▸ TASK A:
Answer these questions about the message on IP over WiFi:
(i) Which two RFCs does the writer vote +1 for under "IP on WiFi"?
(ii) Which routing protocol does the writer vote +1 for?
(iii) According to the quoted reply, what kind of frames does Wifi carry?
▸ TASK B: Translate this sentence from the message on IP over WiFi into Spanish: "IP has been designed for wired ethernet (and Wifi carries ethernet frames)."
▸ TASK C: In the message on IP over WiFi, switch "babel" to "OLSR" and write out the passage starting with "RP: +1 for babel." and going on through "enterprise class AP's.".

▸ READING PASSAGE:
▶
I remember non-transitive on faulty 10Base2. And lack of good multicast in FR 
and ATM.

There is a lot of IEEE802.11 stuff that works great for large scale WISP and 
enterprises, but is not available in open source or cheap home routers. At my 
WLC enabled home, I have most of the 802.11 optimizations on my WiFi 
infrastructure and on my mobile gear. It has other non-standardized 
optimizations, such as proxy-ARP.

On voting:
  IP on WiFi: +1 for RFC 5415 & 5416. 0 to -1 for TRILL, SDN and LISP (although 
these have my interest).
  RP: +1 for babel. Small, simple, cheap, does what is needed. IMHO there is no 
choice, IS-IS will not be adopted in the 10$ market.

So what I would like to see is CapWap support in OpenWRT, with HNCP for 
autoconfiguration.
And babel as replacement for the proprietary AP mesh protocols, also on 
enterprise class AP's.

Teco
 

> Op 7 aug. 2015, om 08:21 heeft Mikael Abrahamsson <[email protected]> het 
> volgende geschreven:
> 
> On Thu, 6 Aug 2015, Pascal Thubert (pthubert) wrote:
> 
>> It is simply unfair from the IETF to use Wi-Fi as if it was Ethernet and 
>> then complain to IEEE that in fact it is not.
> 
> This is an interesting viewpoint. IETF isn't "using wifi as if it was 
> Ethernet". The customers who buy Wifi products buy it and run IP over it, 
> expecting it should work (because that's what the advertising says). IP has 
> been designed for wired ethernet (and Wifi carries ethernet frames). As far 
> as I can tell, 802.11 never told the IETF that it wouldn't support multicast 
> (really).
> 
> I'd say IETF isn't saying "IP works great over Wifi" (it doesn't really make 
> any claims for any L1 or L2). However, I see producers of Wifi equipment 
> saying that their products are great for using to connect to the Internet, 
> which is saying "Wifi is great for IP".
> 
>> IPv6 over Ethernet makes heavy use of multicast over Ethernet, which for the 
>> lack of a highly scalable Multicast service always ends up broadcasted over 
>> the whole fabric.
>> 
>> When Wi-Fi is confused with Ethernet and the whole multi link becomes a 
>> single layer 2 fabric, we create a crisis that will not be solved by 
>> imputing the responsibility on the other SDO.
◀
▸ ROWS:
▶
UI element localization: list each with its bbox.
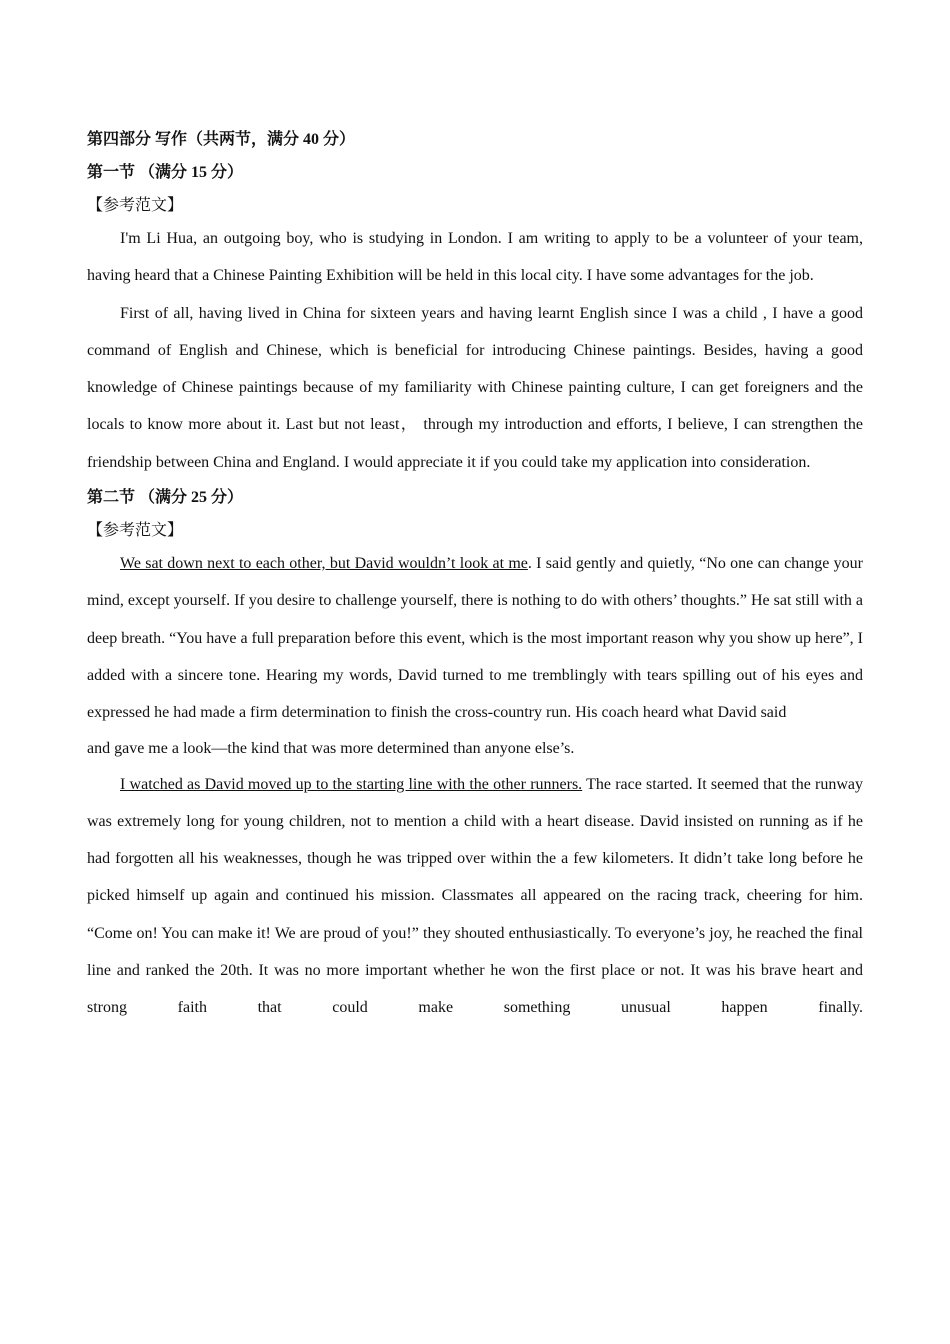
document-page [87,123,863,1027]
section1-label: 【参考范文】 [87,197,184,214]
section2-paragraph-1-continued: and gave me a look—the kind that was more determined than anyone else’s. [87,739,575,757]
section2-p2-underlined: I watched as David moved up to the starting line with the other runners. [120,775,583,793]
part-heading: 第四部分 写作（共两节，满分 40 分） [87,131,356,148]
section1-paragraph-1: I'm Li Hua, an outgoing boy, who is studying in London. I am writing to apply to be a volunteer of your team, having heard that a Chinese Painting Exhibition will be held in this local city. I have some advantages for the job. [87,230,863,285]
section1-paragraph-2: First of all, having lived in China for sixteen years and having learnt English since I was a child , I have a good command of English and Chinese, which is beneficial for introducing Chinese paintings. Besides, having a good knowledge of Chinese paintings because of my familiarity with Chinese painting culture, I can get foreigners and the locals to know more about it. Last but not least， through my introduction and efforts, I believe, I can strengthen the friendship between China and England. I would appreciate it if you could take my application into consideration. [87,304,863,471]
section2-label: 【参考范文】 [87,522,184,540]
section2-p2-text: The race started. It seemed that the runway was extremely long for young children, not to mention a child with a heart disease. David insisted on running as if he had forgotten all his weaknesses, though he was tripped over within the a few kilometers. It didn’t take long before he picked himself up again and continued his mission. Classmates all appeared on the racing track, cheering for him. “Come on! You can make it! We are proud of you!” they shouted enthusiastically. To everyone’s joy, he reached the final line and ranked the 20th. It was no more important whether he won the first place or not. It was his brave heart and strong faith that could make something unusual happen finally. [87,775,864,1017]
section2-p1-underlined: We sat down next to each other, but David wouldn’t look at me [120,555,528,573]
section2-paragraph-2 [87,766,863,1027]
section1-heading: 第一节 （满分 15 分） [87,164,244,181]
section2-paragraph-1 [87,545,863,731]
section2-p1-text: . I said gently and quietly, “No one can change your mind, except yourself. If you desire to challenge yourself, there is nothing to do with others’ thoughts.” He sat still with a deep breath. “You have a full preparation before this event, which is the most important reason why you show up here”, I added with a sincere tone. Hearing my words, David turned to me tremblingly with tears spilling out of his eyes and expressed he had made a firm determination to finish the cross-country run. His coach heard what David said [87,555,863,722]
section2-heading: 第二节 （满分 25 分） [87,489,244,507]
◀
▶
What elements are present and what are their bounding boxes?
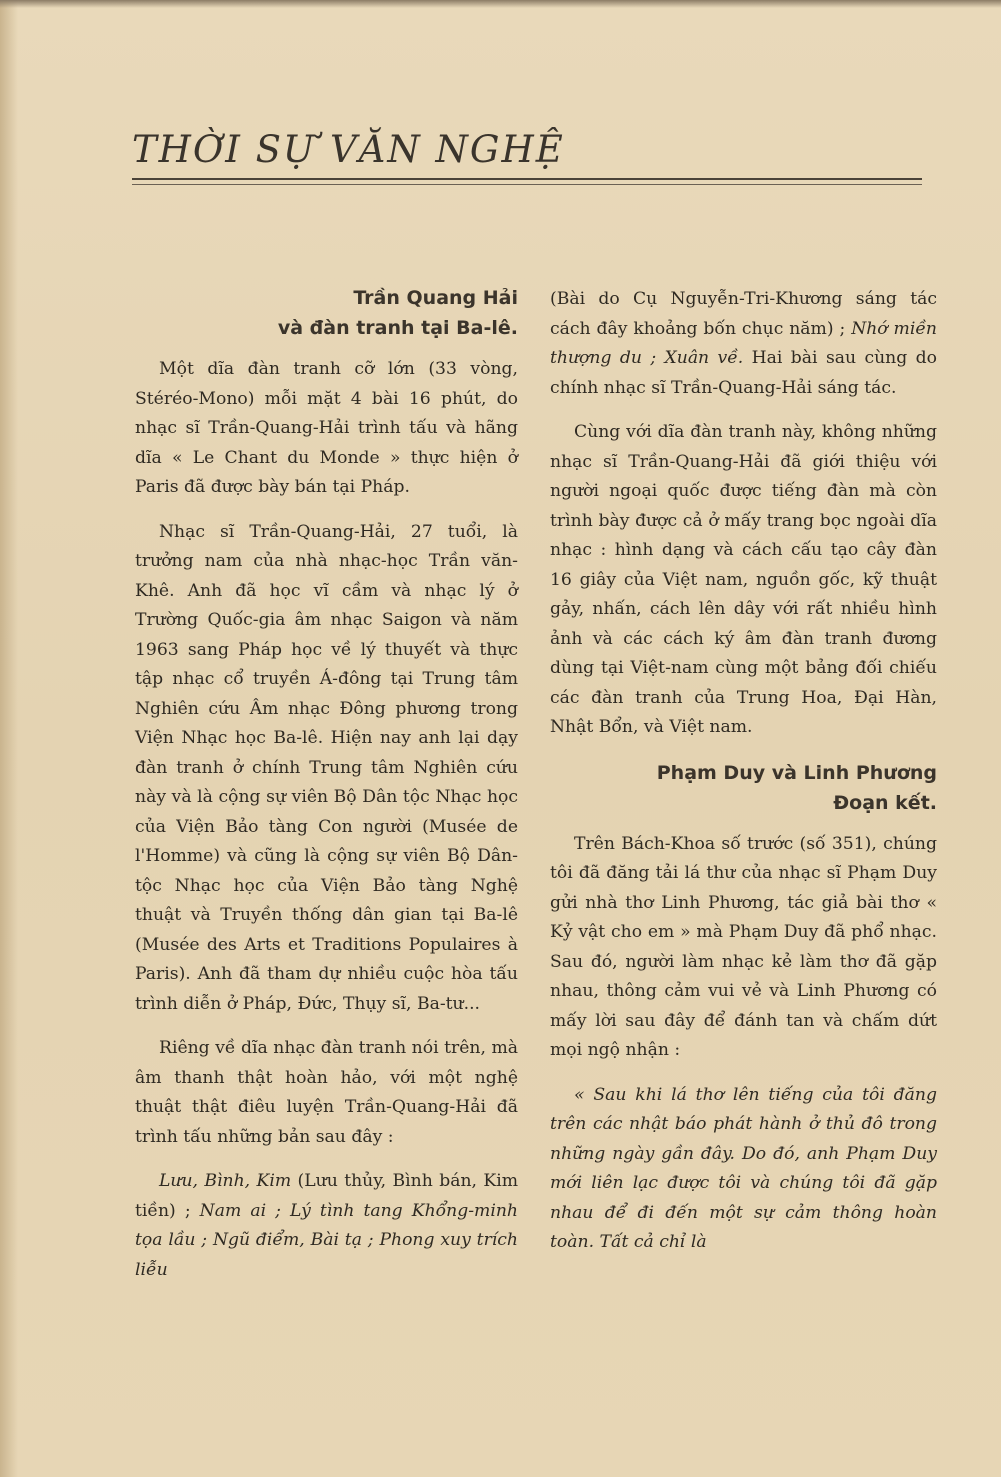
◀
▸ EXERCISE SOLUTION A:
(i) RFC 5415 and RFC 5416
(ii) babel
(iii) Ethernet frames

▸ EXERCISE SOLUTION B: IP ha sido diseñado para Ethernet cableada (y Wifi transporta tramas Ethernet).

▸ EXERCISE SOLUTION C:
RP: +1 for OLSR. Small, simple, cheap, does what is needed. IMHO there is no 
choice, IS-IS will not be adopted in the 10$ market.

So what I would like to see is CapWap support in OpenWRT, with HNCP for 
autoconfiguration.
And OLSR as replacement for the proprietary AP mesh protocols, also on 
enterprise class AP's.